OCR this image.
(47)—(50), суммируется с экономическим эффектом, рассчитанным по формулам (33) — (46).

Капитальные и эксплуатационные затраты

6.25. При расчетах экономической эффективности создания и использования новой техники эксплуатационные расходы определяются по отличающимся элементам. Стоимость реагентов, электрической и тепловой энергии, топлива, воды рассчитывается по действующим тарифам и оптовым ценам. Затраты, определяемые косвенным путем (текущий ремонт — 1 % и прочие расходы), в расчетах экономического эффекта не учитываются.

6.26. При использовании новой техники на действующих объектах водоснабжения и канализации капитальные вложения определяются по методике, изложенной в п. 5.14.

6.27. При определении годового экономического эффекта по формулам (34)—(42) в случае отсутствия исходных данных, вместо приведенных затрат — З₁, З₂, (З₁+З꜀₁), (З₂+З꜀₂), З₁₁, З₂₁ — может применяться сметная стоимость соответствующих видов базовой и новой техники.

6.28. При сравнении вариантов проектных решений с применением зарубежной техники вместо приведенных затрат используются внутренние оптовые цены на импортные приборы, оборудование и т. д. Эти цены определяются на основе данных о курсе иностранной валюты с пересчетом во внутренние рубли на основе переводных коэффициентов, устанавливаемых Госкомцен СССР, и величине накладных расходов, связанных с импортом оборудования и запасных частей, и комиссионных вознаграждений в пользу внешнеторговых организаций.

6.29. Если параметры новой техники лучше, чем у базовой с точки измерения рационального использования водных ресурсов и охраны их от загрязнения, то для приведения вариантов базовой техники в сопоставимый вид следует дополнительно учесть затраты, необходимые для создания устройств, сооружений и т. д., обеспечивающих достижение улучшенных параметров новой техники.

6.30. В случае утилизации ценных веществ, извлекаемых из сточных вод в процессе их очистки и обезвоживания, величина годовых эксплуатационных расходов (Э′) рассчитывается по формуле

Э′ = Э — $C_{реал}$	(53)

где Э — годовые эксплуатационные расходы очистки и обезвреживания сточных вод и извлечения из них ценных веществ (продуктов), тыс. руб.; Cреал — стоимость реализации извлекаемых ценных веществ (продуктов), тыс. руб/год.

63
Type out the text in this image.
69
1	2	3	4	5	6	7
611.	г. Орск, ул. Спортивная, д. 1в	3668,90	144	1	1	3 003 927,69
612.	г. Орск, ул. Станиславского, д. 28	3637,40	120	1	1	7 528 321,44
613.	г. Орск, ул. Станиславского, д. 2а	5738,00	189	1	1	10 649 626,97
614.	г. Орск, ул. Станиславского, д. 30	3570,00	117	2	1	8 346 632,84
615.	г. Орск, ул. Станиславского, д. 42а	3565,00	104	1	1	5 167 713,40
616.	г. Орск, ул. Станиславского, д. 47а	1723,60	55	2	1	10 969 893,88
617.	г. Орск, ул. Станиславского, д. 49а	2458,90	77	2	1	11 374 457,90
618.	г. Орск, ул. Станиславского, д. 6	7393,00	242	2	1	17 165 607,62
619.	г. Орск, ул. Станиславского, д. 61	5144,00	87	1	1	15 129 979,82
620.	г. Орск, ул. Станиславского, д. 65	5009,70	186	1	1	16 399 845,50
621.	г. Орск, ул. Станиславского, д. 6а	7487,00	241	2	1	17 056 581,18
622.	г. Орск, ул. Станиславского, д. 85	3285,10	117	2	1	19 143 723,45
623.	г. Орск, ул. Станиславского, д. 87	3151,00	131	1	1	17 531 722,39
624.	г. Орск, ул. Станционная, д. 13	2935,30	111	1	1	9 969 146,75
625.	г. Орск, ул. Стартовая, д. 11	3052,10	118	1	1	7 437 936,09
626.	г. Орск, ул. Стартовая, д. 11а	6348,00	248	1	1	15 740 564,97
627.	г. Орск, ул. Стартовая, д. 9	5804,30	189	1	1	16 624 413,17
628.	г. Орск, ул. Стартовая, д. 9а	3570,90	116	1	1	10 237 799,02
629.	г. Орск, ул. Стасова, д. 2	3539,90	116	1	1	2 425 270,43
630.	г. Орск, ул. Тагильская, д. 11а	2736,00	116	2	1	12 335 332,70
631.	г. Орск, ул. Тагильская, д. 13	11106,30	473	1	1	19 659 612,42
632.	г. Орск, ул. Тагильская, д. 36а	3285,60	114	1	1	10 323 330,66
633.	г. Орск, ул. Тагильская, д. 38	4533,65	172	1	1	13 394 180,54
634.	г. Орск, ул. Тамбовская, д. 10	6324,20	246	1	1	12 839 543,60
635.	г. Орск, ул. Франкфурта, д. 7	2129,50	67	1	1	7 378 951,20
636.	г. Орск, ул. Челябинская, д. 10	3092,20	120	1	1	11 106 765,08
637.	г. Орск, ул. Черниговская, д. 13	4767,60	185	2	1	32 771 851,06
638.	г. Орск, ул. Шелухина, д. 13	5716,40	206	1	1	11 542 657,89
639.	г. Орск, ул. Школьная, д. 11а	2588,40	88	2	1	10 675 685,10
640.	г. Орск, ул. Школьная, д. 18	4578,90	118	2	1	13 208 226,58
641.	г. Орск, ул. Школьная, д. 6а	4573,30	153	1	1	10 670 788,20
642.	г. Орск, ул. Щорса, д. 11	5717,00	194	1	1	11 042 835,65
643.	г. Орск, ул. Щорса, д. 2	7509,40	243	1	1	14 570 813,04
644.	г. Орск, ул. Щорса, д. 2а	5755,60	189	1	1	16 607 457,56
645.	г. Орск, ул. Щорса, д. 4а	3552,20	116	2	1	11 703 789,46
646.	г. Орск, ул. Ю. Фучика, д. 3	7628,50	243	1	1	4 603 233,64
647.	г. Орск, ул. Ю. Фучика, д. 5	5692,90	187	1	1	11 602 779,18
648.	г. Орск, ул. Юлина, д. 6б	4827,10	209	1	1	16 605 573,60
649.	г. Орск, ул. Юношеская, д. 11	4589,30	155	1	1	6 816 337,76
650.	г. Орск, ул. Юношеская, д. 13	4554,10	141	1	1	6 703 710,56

◇ ◇ ◇ ◇ ◇ ◇ ◇

## Set exercise
Extract the full listing above without altering anything.

## Task output
OCR this image.
(47)—(50), суммируется с экономическим эффектом, рассчитанным по формулам (33) — (46).

Капитальные и эксплуатационные затраты

6.25. При расчетах экономической эффективности создания и использования новой техники эксплуатационные расходы определяются по отличающимся элементам. Стоимость реагентов, электрической и тепловой энергии, топлива, воды рассчитывается по действующим тарифам и оптовым ценам. Затраты, определяемые косвенным путем (текущий ремонт — 1 % и прочие расходы), в расчетах экономического эффекта не учитываются.

6.26. При использовании новой техники на действующих объектах водоснабжения и канализации капитальные вложения определяются по методике, изложенной в п. 5.14.

6.27. При определении годового экономического эффекта по формулам (34)—(42) в случае отсутствия исходных данных, вместо приведенных затрат — З₁, З₂, (З₁+З꜀₁), (З₂+З꜀₂), З₁₁, З₂₁ — может применяться сметная стоимость соответствующих видов базовой и новой техники.

6.28. При сравнении вариантов проектных решений с применением зарубежной техники вместо приведенных затрат используются внутренние оптовые цены на импортные приборы, оборудование и т. д. Эти цены определяются на основе данных о курсе иностранной валюты с пересчетом во внутренние рубли на основе переводных коэффициентов, устанавливаемых Госкомцен СССР, и величине накладных расходов, связанных с импортом оборудования и запасных частей, и комиссионных вознаграждений в пользу внешнеторговых организаций.

6.29. Если параметры новой техники лучше, чем у базовой с точки измерения рационального использования водных ресурсов и охраны их от загрязнения, то для приведения вариантов базовой техники в сопоставимый вид следует дополнительно учесть затраты, необходимые для создания устройств, сооружений и т. д., обеспечивающих достижение улучшенных параметров новой техники.

6.30. В случае утилизации ценных веществ, извлекаемых из сточных вод в процессе их очистки и обезвоживания, величина годовых эксплуатационных расходов (Э′) рассчитывается по формуле

Э′ = Э — $C_{реал}$	(53)

где Э — годовые эксплуатационные расходы очистки и обезвреживания сточных вод и извлечения из них ценных веществ (продуктов), тыс. руб.; Cреал — стоимость реализации извлекаемых ценных веществ (продуктов), тыс. руб/год.

63
Type out the text in this image.
69
1	2	3	4	5	6	7
611.	г. Орск, ул. Спортивная, д. 1в	3668,90	144	1	1	3 003 927,69
612.	г. Орск, ул. Станиславского, д. 28	3637,40	120	1	1	7 528 321,44
613.	г. Орск, ул. Станиславского, д. 2а	5738,00	189	1	1	10 649 626,97
614.	г. Орск, ул. Станиславского, д. 30	3570,00	117	2	1	8 346 632,84
615.	г. Орск, ул. Станиславского, д. 42а	3565,00	104	1	1	5 167 713,40
616.	г. Орск, ул. Станиславского, д. 47а	1723,60	55	2	1	10 969 893,88
617.	г. Орск, ул. Станиславского, д. 49а	2458,90	77	2	1	11 374 457,90
618.	г. Орск, ул. Станиславского, д. 6	7393,00	242	2	1	17 165 607,62
619.	г. Орск, ул. Станиславского, д. 61	5144,00	87	1	1	15 129 979,82
620.	г. Орск, ул. Станиславского, д. 65	5009,70	186	1	1	16 399 845,50
621.	г. Орск, ул. Станиславского, д. 6а	7487,00	241	2	1	17 056 581,18
622.	г. Орск, ул. Станиславского, д. 85	3285,10	117	2	1	19 143 723,45
623.	г. Орск, ул. Станиславского, д. 87	3151,00	131	1	1	17 531 722,39
624.	г. Орск, ул. Станционная, д. 13	2935,30	111	1	1	9 969 146,75
625.	г. Орск, ул. Стартовая, д. 11	3052,10	118	1	1	7 437 936,09
626.	г. Орск, ул. Стартовая, д. 11а	6348,00	248	1	1	15 740 564,97
627.	г. Орск, ул. Стартовая, д. 9	5804,30	189	1	1	16 624 413,17
628.	г. Орск, ул. Стартовая, д. 9а	3570,90	116	1	1	10 237 799,02
629.	г. Орск, ул. Стасова, д. 2	3539,90	116	1	1	2 425 270,43
630.	г. Орск, ул. Тагильская, д. 11а	2736,00	116	2	1	12 335 332,70
631.	г. Орск, ул. Тагильская, д. 13	11106,30	473	1	1	19 659 612,42
632.	г. Орск, ул. Тагильская, д. 36а	3285,60	114	1	1	10 323 330,66
633.	г. Орск, ул. Тагильская, д. 38	4533,65	172	1	1	13 394 180,54
634.	г. Орск, ул. Тамбовская, д. 10	6324,20	246	1	1	12 839 543,60
635.	г. Орск, ул. Франкфурта, д. 7	2129,50	67	1	1	7 378 951,20
636.	г. Орск, ул. Челябинская, д. 10	3092,20	120	1	1	11 106 765,08
637.	г. Орск, ул. Черниговская, д. 13	4767,60	185	2	1	32 771 851,06
638.	г. Орск, ул. Шелухина, д. 13	5716,40	206	1	1	11 542 657,89
639.	г. Орск, ул. Школьная, д. 11а	2588,40	88	2	1	10 675 685,10
640.	г. Орск, ул. Школьная, д. 18	4578,90	118	2	1	13 208 226,58
641.	г. Орск, ул. Школьная, д. 6а	4573,30	153	1	1	10 670 788,20
642.	г. Орск, ул. Щорса, д. 11	5717,00	194	1	1	11 042 835,65
643.	г. Орск, ул. Щорса, д. 2	7509,40	243	1	1	14 570 813,04
644.	г. Орск, ул. Щорса, д. 2а	5755,60	189	1	1	16 607 457,56
645.	г. Орск, ул. Щорса, д. 4а	3552,20	116	2	1	11 703 789,46
646.	г. Орск, ул. Ю. Фучика, д. 3	7628,50	243	1	1	4 603 233,64
647.	г. Орск, ул. Ю. Фучика, д. 5	5692,90	187	1	1	11 602 779,18
648.	г. Орск, ул. Юлина, д. 6б	4827,10	209	1	1	16 605 573,60
649.	г. Орск, ул. Юношеская, д. 11	4589,30	155	1	1	6 816 337,76
650.	г. Орск, ул. Юношеская, д. 13	4554,10	141	1	1	6 703 710,56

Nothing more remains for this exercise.